__TASK INSTRUCTIONS__: Repeat the records below exactly as they appear.

__MATERIAL SUPPLIED__:
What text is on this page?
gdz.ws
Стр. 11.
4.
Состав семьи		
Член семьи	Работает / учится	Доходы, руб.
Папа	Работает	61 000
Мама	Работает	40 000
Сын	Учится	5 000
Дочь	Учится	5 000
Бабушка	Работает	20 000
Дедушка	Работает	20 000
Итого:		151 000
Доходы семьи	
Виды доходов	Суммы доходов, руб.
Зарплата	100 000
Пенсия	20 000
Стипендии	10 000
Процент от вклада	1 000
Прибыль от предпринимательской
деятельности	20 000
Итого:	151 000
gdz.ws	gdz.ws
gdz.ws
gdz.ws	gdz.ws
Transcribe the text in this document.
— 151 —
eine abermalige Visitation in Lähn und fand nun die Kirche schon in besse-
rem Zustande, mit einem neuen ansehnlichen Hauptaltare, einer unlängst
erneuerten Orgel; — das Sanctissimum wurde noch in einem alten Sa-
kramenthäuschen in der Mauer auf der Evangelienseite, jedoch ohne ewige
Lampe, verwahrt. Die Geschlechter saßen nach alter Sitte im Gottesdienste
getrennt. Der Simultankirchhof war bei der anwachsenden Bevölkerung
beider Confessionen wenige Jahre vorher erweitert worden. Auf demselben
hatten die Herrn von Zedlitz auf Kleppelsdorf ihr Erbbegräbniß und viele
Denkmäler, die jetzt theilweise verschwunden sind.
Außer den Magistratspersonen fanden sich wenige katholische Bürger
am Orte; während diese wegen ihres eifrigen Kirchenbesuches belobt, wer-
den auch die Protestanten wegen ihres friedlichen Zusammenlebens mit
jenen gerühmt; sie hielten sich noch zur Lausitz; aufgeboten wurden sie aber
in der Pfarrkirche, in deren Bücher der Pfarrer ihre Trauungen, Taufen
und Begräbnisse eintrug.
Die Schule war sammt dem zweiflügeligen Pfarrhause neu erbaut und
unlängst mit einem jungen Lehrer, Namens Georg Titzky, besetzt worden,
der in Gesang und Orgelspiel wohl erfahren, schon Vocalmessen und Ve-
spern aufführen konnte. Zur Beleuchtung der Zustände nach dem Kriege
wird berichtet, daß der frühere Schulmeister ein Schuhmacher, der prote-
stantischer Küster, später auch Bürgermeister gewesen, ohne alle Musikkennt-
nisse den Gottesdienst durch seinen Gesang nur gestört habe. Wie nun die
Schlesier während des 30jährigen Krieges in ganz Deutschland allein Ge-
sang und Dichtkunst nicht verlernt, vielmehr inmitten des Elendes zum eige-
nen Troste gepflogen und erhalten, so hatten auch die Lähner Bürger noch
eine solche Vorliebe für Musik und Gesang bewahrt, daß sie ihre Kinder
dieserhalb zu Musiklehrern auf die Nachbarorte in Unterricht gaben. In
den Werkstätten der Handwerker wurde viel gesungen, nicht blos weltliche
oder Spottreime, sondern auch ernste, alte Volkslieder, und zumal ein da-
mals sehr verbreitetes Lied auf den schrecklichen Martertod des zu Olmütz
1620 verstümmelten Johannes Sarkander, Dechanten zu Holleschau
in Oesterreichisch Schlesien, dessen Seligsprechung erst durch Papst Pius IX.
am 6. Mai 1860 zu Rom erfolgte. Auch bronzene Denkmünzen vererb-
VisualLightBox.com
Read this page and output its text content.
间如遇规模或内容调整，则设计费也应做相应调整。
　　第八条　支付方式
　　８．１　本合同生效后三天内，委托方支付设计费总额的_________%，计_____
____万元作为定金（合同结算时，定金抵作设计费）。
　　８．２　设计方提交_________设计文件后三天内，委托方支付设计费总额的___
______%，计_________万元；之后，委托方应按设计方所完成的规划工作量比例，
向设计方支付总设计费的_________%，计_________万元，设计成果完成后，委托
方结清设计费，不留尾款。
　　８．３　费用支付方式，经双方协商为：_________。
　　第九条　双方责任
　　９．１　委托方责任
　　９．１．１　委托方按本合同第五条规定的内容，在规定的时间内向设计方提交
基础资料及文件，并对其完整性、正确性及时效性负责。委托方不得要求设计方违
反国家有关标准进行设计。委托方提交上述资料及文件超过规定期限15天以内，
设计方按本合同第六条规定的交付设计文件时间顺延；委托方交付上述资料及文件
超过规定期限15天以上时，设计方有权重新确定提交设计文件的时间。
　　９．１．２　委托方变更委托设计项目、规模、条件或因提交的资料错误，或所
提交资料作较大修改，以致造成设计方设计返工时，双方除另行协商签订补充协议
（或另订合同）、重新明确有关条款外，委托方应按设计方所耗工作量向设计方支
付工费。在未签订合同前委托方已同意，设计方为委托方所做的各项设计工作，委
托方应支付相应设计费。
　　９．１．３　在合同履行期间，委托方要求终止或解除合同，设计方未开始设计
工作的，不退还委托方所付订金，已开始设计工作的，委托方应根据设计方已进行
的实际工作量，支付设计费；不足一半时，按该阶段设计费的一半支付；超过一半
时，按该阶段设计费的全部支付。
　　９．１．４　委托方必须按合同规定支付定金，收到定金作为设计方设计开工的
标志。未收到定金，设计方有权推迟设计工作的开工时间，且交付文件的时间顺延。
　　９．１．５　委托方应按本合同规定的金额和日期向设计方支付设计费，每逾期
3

__THE COMPLETED TASK__:
What text is on this page?
gdz.ws
Стр. 11.
4.
Состав семьи		
Член семьи	Работает / учится	Доходы, руб.
Папа	Работает	61 000
Мама	Работает	40 000
Сын	Учится	5 000
Дочь	Учится	5 000
Бабушка	Работает	20 000
Дедушка	Работает	20 000
Итого:		151 000
Доходы семьи	
Виды доходов	Суммы доходов, руб.
Зарплата	100 000
Пенсия	20 000
Стипендии	10 000
Процент от вклада	1 000
Прибыль от предпринимательской
деятельности	20 000
Итого:	151 000
gdz.ws	gdz.ws
gdz.ws
gdz.ws	gdz.ws
Transcribe the text in this document.
— 151 —
eine abermalige Visitation in Lähn und fand nun die Kirche schon in besse-
rem Zustande, mit einem neuen ansehnlichen Hauptaltare, einer unlängst
erneuerten Orgel; — das Sanctissimum wurde noch in einem alten Sa-
kramenthäuschen in der Mauer auf der Evangelienseite, jedoch ohne ewige
Lampe, verwahrt. Die Geschlechter saßen nach alter Sitte im Gottesdienste
getrennt. Der Simultankirchhof war bei der anwachsenden Bevölkerung
beider Confessionen wenige Jahre vorher erweitert worden. Auf demselben
hatten die Herrn von Zedlitz auf Kleppelsdorf ihr Erbbegräbniß und viele
Denkmäler, die jetzt theilweise verschwunden sind.
Außer den Magistratspersonen fanden sich wenige katholische Bürger
am Orte; während diese wegen ihres eifrigen Kirchenbesuches belobt, wer-
den auch die Protestanten wegen ihres friedlichen Zusammenlebens mit
jenen gerühmt; sie hielten sich noch zur Lausitz; aufgeboten wurden sie aber
in der Pfarrkirche, in deren Bücher der Pfarrer ihre Trauungen, Taufen
und Begräbnisse eintrug.
Die Schule war sammt dem zweiflügeligen Pfarrhause neu erbaut und
unlängst mit einem jungen Lehrer, Namens Georg Titzky, besetzt worden,
der in Gesang und Orgelspiel wohl erfahren, schon Vocalmessen und Ve-
spern aufführen konnte. Zur Beleuchtung der Zustände nach dem Kriege
wird berichtet, daß der frühere Schulmeister ein Schuhmacher, der prote-
stantischer Küster, später auch Bürgermeister gewesen, ohne alle Musikkennt-
nisse den Gottesdienst durch seinen Gesang nur gestört habe. Wie nun die
Schlesier während des 30jährigen Krieges in ganz Deutschland allein Ge-
sang und Dichtkunst nicht verlernt, vielmehr inmitten des Elendes zum eige-
nen Troste gepflogen und erhalten, so hatten auch die Lähner Bürger noch
eine solche Vorliebe für Musik und Gesang bewahrt, daß sie ihre Kinder
dieserhalb zu Musiklehrern auf die Nachbarorte in Unterricht gaben. In
den Werkstätten der Handwerker wurde viel gesungen, nicht blos weltliche
oder Spottreime, sondern auch ernste, alte Volkslieder, und zumal ein da-
mals sehr verbreitetes Lied auf den schrecklichen Martertod des zu Olmütz
1620 verstümmelten Johannes Sarkander, Dechanten zu Holleschau
in Oesterreichisch Schlesien, dessen Seligsprechung erst durch Papst Pius IX.
am 6. Mai 1860 zu Rom erfolgte. Auch bronzene Denkmünzen vererb-
VisualLightBox.com
Read this page and output its text content.
间如遇规模或内容调整，则设计费也应做相应调整。
　　第八条　支付方式
　　８．１　本合同生效后三天内，委托方支付设计费总额的_________%，计_____
____万元作为定金（合同结算时，定金抵作设计费）。
　　８．２　设计方提交_________设计文件后三天内，委托方支付设计费总额的___
______%，计_________万元；之后，委托方应按设计方所完成的规划工作量比例，
向设计方支付总设计费的_________%，计_________万元，设计成果完成后，委托
方结清设计费，不留尾款。
　　８．３　费用支付方式，经双方协商为：_________。
　　第九条　双方责任
　　９．１　委托方责任
　　９．１．１　委托方按本合同第五条规定的内容，在规定的时间内向设计方提交
基础资料及文件，并对其完整性、正确性及时效性负责。委托方不得要求设计方违
反国家有关标准进行设计。委托方提交上述资料及文件超过规定期限15天以内，
设计方按本合同第六条规定的交付设计文件时间顺延；委托方交付上述资料及文件
超过规定期限15天以上时，设计方有权重新确定提交设计文件的时间。
　　９．１．２　委托方变更委托设计项目、规模、条件或因提交的资料错误，或所
提交资料作较大修改，以致造成设计方设计返工时，双方除另行协商签订补充协议
（或另订合同）、重新明确有关条款外，委托方应按设计方所耗工作量向设计方支
付工费。在未签订合同前委托方已同意，设计方为委托方所做的各项设计工作，委
托方应支付相应设计费。
　　９．１．３　在合同履行期间，委托方要求终止或解除合同，设计方未开始设计
工作的，不退还委托方所付订金，已开始设计工作的，委托方应根据设计方已进行
的实际工作量，支付设计费；不足一半时，按该阶段设计费的一半支付；超过一半
时，按该阶段设计费的全部支付。
　　９．１．４　委托方必须按合同规定支付定金，收到定金作为设计方设计开工的
标志。未收到定金，设计方有权推迟设计工作的开工时间，且交付文件的时间顺延。
　　９．１．５　委托方应按本合同规定的金额和日期向设计方支付设计费，每逾期
3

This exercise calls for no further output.